WORK TO BE COMPLETED.
Each line from the line holding "Convert this document image to plain text." through the last line should be written out exactly, with nothing else and no images.

DATA FOR THIS EXERCISE.
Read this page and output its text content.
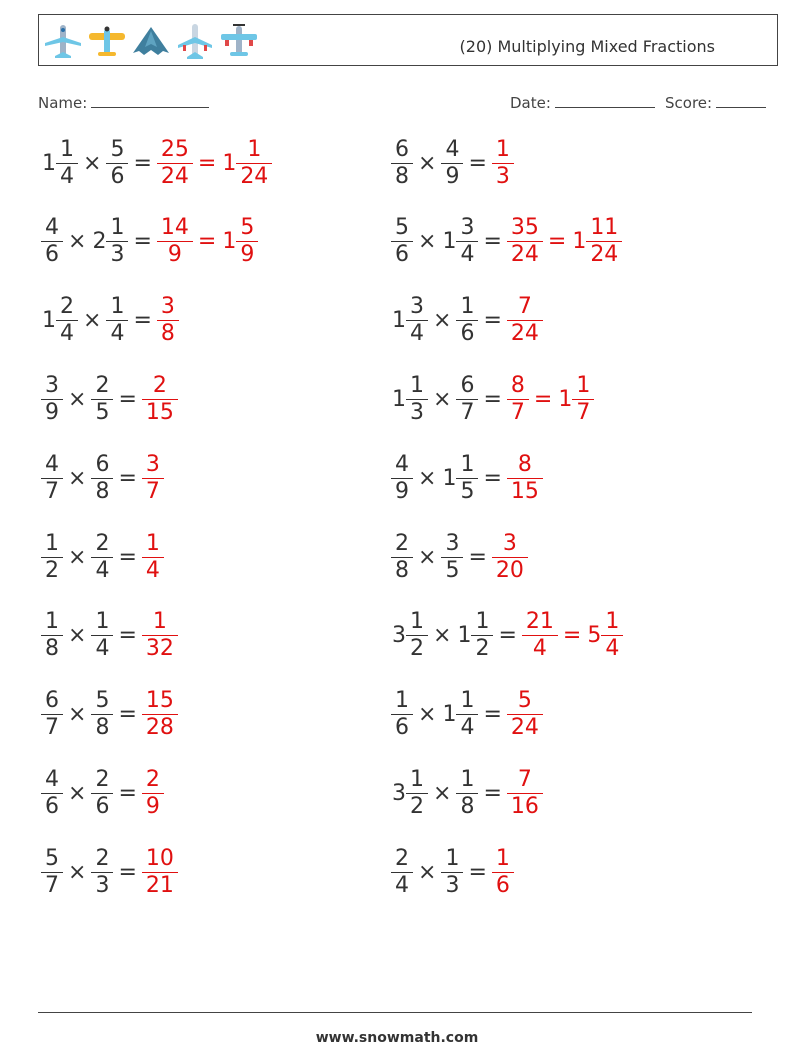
(20) Multiplying Mixed Fractions
Name:	Date:	Score:
$1 \frac{1}{4} \times \frac{5}{6} = \frac{25}{24} = 1 \frac{1}{24}$	$\frac{6}{8} \times \frac{4}{9} = \frac{1}{3}$
$\frac{4}{6} \times 2 \frac{1}{3} = \frac{14}{9} = 1 \frac{5}{9}$	$\frac{5}{6} \times 1 \frac{3}{4} = \frac{35}{24} = 1 \frac{11}{24}$
$1 \frac{2}{4} \times \frac{1}{4} = \frac{3}{8}$	$1 \frac{3}{4} \times \frac{1}{6} = \frac{7}{24}$
$\frac{3}{9} \times \frac{2}{5} = \frac{2}{15}$	$1 \frac{1}{3} \times \frac{6}{7} = \frac{8}{7} = 1 \frac{1}{7}$
$\frac{4}{7} \times \frac{6}{8} = \frac{3}{7}$	$\frac{4}{9} \times 1 \frac{1}{5} = \frac{8}{15}$
$\frac{1}{2} \times \frac{2}{4} = \frac{1}{4}$	$\frac{2}{8} \times \frac{3}{5} = \frac{3}{20}$
$\frac{1}{8} \times \frac{1}{4} = \frac{1}{32}$	$3 \frac{1}{2} \times 1 \frac{1}{2} = \frac{21}{4} = 5 \frac{1}{4}$
$\frac{6}{7} \times \frac{5}{8} = \frac{15}{28}$	$\frac{1}{6} \times 1 \frac{1}{4} = \frac{5}{24}$
$\frac{4}{6} \times \frac{2}{6} = \frac{2}{9}$	$3 \frac{1}{2} \times \frac{1}{8} = \frac{7}{16}$
$\frac{5}{7} \times \frac{2}{3} = \frac{10}{21}$	$\frac{2}{4} \times \frac{1}{3} = \frac{1}{6}$
www.snowmath.com
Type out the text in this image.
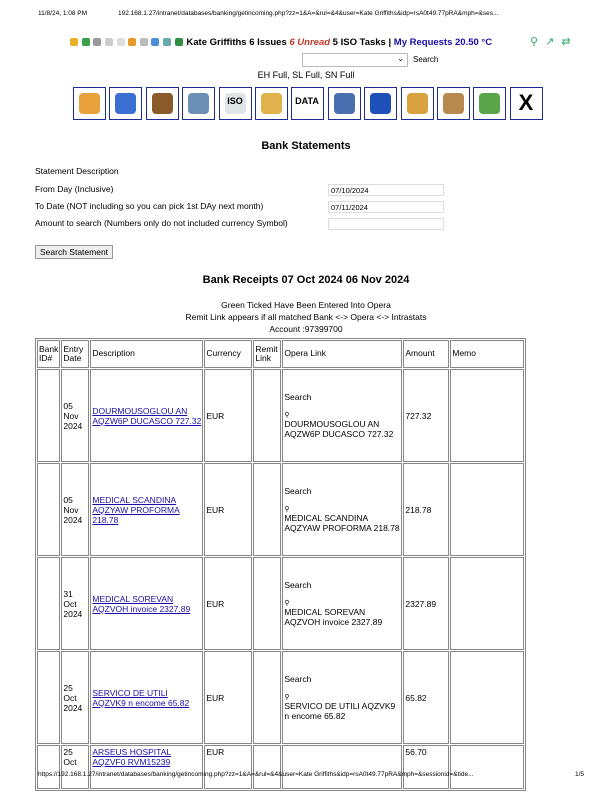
11/8/24, 1:08 PM	192.168.1.27/intranet/databases/banking/getincoming.php?zz=1&A=&rul=&4&user=Kate Griffiths&idp=rsA0t49.77pRA&mph=&ses...
Kate Griffiths 6 Issues 6 Unread 5 ISO Tasks | My Requests 20.50 °C	⚲ ↗ ⇄
⌄ Search
EH Full, SL Full, SN Full
ISO	DATA	X
Bank Statements
Statement Description
From Day (Inclusive)	07/10/2024
To Date (NOT including so you can pick 1st DAy next month)	07/11/2024
Amount to search (Numbers only do not included currency Symbol)
Search Statement
Bank Receipts 07 Oct 2024 06 Nov 2024
Green Ticked Have Been Entered Into Opera
Remit Link appears if all matched Bank <-> Opera <-> Intrastats
Account :97399700
Bank ID#	Entry Date	Description	Currency	Remit Link	Opera Link	Amount	Memo
	05 Nov 2024	DOURMOUSOGLOU AN AQZW6P DUCASCO 727.32	EUR		Search
⚲
DOURMOUSOGLOU AN AQZW6P DUCASCO 727.32	727.32	
	05 Nov 2024	MEDICAL SCANDINA AQZYAW PROFORMA 218.78	EUR		Search
⚲
MEDICAL SCANDINA AQZYAW PROFORMA 218.78	218.78	
	31 Oct 2024	MEDICAL SOREVAN AQZVOH invoice 2327.89	EUR		Search
⚲
MEDICAL SOREVAN AQZVOH invoice 2327.89	2327.89	
	25 Oct 2024	SERVICO DE UTILI AQZVK9 n encome 65.82	EUR		Search
⚲
SERVICO DE UTILI AQZVK9 n encome 65.82	65.82	
	25 Oct	ARSEUS HOSPITAL AQZVF0 RVM15239	EUR			56.70	
https://192.168.1.27/intranet/databases/banking/getincoming.php?zz=1&A=&rul=&4&user=Kate Griffiths&idp=rsA0t49.77pRA&mph=&sessionid=&tide...	1/5
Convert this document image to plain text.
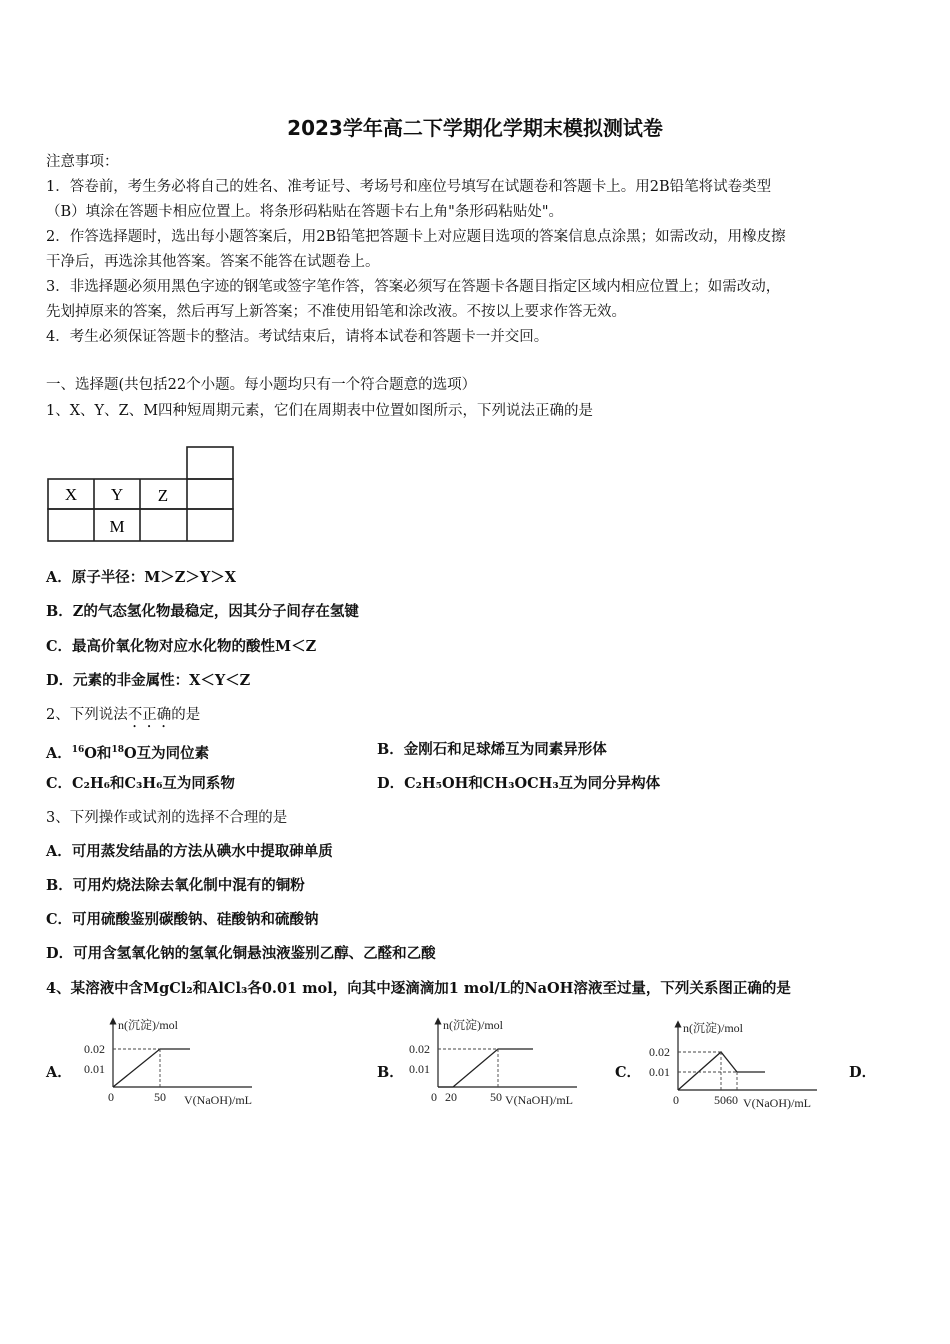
2023学年高二下学期化学期末模拟测试卷
注意事项：
1．答卷前，考生务必将自己的姓名、准考证号、考场号和座位号填写在试题卷和答题卡上。用2B铅笔将试卷类型
（B）填涂在答题卡相应位置上。将条形码粘贴在答题卡右上角"条形码粘贴处"。
2．作答选择题时，选出每小题答案后，用2B铅笔把答题卡上对应题目选项的答案信息点涂黑；如需改动，用橡皮擦
干净后，再选涂其他答案。答案不能答在试题卷上。
3．非选择题必须用黑色字迹的钢笔或签字笔作答，答案必须写在答题卡各题目指定区域内相应位置上；如需改动，
先划掉原来的答案，然后再写上新答案；不准使用铅笔和涂改液。不按以上要求作答无效。
4．考生必须保证答题卡的整洁。考试结束后，请将本试卷和答题卡一并交回。
一、选择题(共包括22个小题。每小题均只有一个符合题意的选项）
1、X、Y、Z、M四种短周期元素，它们在周期表中位置如图所示，下列说法正确的是
X Y Z
M
A．原子半径：M＞Z＞Y＞X
B．Z的气态氢化物最稳定，因其分子间存在氢键
C．最高价氧化物对应水化物的酸性M＜Z
D．元素的非金属性：X＜Y＜Z
2、下列说法不正确的是
A．$^{16}$O和$^{18}$O互为同位素	B．金刚石和足球烯互为同素异形体
C．C₂H₆和C₃H₆互为同系物	D．C₂H₅OH和CH₃OCH₃互为同分异构体
3、下列操作或试剂的选择不合理的是
A．可用蒸发结晶的方法从碘水中提取砷单质
B．可用灼烧法除去氧化制中混有的铜粉
C．可用硫酸鉴别碳酸钠、硅酸钠和硫酸钠
D．可用含氢氧化钠的氢氧化铜悬浊液鉴别乙醇、乙醛和乙酸
4、某溶液中含MgCl₂和AlCl₃各0.01 mol，向其中逐滴滴加1 mol/L的NaOH溶液至过量，下列关系图正确的是
A．	B．	C．	D．
n(沉淀)/mol
0.02
0.01
0	50 V(NaOH)/mL
n(沉淀)/mol
0.02
0.01
0 20	50 V(NaOH)/mL
n(沉淀)/mol
0.02
0.01
0	5060 V(NaOH)/mL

EXERCISE RESPONSE.
Convert this document image to plain text.
2023学年高二下学期化学期末模拟测试卷
注意事项：
1．答卷前，考生务必将自己的姓名、准考证号、考场号和座位号填写在试题卷和答题卡上。用2B铅笔将试卷类型
（B）填涂在答题卡相应位置上。将条形码粘贴在答题卡右上角"条形码粘贴处"。
2．作答选择题时，选出每小题答案后，用2B铅笔把答题卡上对应题目选项的答案信息点涂黑；如需改动，用橡皮擦
干净后，再选涂其他答案。答案不能答在试题卷上。
3．非选择题必须用黑色字迹的钢笔或签字笔作答，答案必须写在答题卡各题目指定区域内相应位置上；如需改动，
先划掉原来的答案，然后再写上新答案；不准使用铅笔和涂改液。不按以上要求作答无效。
4．考生必须保证答题卡的整洁。考试结束后，请将本试卷和答题卡一并交回。
一、选择题(共包括22个小题。每小题均只有一个符合题意的选项）
1、X、Y、Z、M四种短周期元素，它们在周期表中位置如图所示，下列说法正确的是
X Y Z
M
A．原子半径：M＞Z＞Y＞X
B．Z的气态氢化物最稳定，因其分子间存在氢键
C．最高价氧化物对应水化物的酸性M＜Z
D．元素的非金属性：X＜Y＜Z
2、下列说法不正确的是
A．$^{16}$O和$^{18}$O互为同位素	B．金刚石和足球烯互为同素异形体
C．C₂H₆和C₃H₆互为同系物	D．C₂H₅OH和CH₃OCH₃互为同分异构体
3、下列操作或试剂的选择不合理的是
A．可用蒸发结晶的方法从碘水中提取砷单质
B．可用灼烧法除去氧化制中混有的铜粉
C．可用硫酸鉴别碳酸钠、硅酸钠和硫酸钠
D．可用含氢氧化钠的氢氧化铜悬浊液鉴别乙醇、乙醛和乙酸
4、某溶液中含MgCl₂和AlCl₃各0.01 mol，向其中逐滴滴加1 mol/L的NaOH溶液至过量，下列关系图正确的是
A．	B．	C．	D．
n(沉淀)/mol
0.02
0.01
0	50 V(NaOH)/mL
n(沉淀)/mol
0.02
0.01
0 20	50 V(NaOH)/mL
n(沉淀)/mol
0.02
0.01
0	5060 V(NaOH)/mL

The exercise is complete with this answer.